• **WORK INSTRUCTIONS**: Identify each line containing the word "nous" and copy it.

• **RECORD SET**:
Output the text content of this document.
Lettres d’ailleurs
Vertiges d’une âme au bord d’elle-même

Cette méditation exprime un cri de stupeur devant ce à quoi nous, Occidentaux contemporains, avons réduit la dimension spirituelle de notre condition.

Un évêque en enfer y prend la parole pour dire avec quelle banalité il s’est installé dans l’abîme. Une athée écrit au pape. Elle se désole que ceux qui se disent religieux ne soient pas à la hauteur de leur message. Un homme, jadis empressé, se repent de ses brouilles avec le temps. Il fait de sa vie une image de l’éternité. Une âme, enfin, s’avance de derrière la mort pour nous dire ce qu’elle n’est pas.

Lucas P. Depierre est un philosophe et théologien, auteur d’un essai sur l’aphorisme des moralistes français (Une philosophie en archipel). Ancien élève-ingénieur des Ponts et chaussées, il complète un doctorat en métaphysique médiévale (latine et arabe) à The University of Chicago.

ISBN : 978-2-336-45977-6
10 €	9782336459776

--

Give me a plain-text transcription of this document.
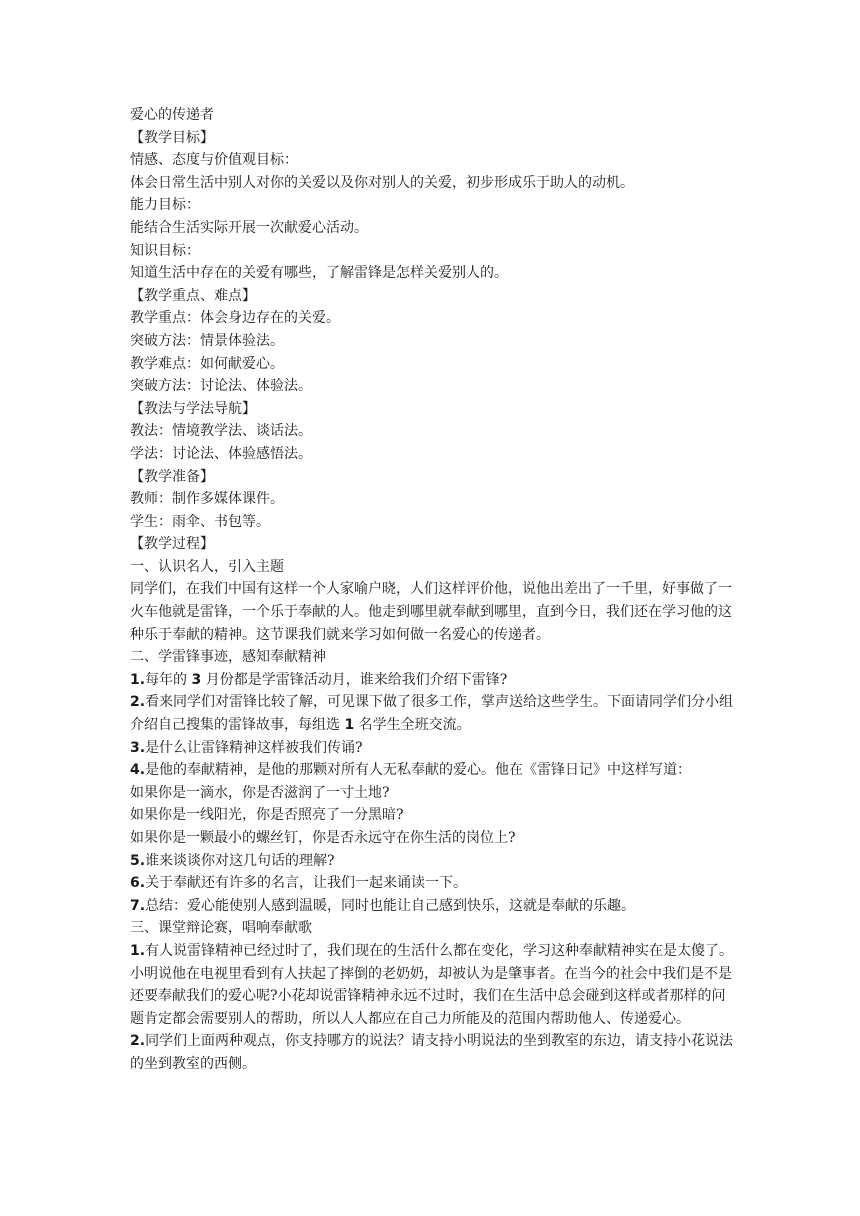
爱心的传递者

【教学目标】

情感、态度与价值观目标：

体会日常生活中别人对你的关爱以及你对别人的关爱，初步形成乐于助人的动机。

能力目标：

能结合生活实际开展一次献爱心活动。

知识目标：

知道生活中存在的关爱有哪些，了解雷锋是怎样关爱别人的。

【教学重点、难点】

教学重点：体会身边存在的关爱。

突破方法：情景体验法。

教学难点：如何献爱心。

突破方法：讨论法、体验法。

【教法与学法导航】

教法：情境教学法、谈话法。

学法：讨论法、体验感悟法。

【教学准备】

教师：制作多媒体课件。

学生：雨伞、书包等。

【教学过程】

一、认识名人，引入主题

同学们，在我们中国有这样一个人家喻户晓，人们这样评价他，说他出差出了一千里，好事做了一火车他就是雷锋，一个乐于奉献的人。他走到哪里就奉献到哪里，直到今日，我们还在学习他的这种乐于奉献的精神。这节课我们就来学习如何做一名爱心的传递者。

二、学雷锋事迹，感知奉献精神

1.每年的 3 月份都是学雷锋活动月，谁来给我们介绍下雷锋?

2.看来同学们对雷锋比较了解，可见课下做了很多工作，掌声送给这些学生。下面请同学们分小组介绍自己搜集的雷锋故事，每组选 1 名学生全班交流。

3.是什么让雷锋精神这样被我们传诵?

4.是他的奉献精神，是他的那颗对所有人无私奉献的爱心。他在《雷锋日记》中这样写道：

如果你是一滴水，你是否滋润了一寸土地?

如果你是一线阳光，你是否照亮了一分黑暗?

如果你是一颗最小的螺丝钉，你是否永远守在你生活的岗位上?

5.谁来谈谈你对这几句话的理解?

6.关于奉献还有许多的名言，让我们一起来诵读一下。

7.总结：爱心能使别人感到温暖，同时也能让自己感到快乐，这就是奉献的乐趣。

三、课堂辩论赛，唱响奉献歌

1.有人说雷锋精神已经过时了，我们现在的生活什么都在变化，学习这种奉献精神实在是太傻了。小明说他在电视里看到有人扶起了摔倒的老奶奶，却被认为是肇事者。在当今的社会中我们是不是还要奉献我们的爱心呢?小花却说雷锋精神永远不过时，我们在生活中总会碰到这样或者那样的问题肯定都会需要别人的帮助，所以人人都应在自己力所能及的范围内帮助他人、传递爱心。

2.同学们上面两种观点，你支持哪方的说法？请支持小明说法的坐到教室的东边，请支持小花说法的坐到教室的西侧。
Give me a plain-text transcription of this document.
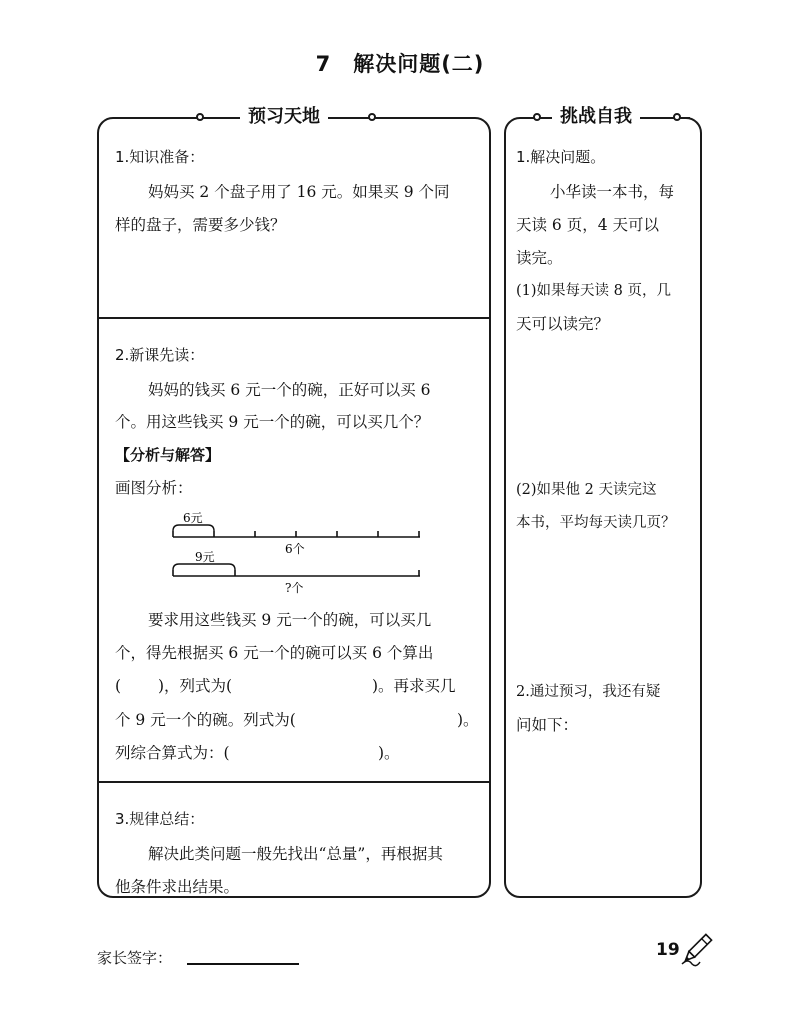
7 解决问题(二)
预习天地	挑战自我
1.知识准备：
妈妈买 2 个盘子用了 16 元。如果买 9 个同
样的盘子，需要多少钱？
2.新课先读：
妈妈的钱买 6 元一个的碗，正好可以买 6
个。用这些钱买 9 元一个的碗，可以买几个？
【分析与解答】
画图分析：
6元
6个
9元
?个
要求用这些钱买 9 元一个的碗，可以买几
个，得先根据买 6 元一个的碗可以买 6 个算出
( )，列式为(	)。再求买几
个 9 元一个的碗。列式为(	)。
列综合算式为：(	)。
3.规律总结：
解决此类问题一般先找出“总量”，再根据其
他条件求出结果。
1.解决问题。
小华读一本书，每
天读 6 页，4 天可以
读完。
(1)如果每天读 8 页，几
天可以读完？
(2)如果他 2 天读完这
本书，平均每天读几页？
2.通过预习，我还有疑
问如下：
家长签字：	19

• **WRITTEN REPLY**:
Cette méditation exprime un cri de stupeur devant ce à quoi nous, Occidentaux contemporains, avons réduit la dimension spirituelle de notre condition.
Un évêque en enfer y prend la parole pour dire avec quelle banalité il s’est installé dans l’abîme. Une athée écrit au pape. Elle se désole que ceux qui se disent religieux ne soient pas à la hauteur de leur message. Un homme, jadis empressé, se repent de ses brouilles avec le temps. Il fait de sa vie une image de l’éternité. Une âme, enfin, s’avance de derrière la mort pour nous dire ce qu’elle n’est pas.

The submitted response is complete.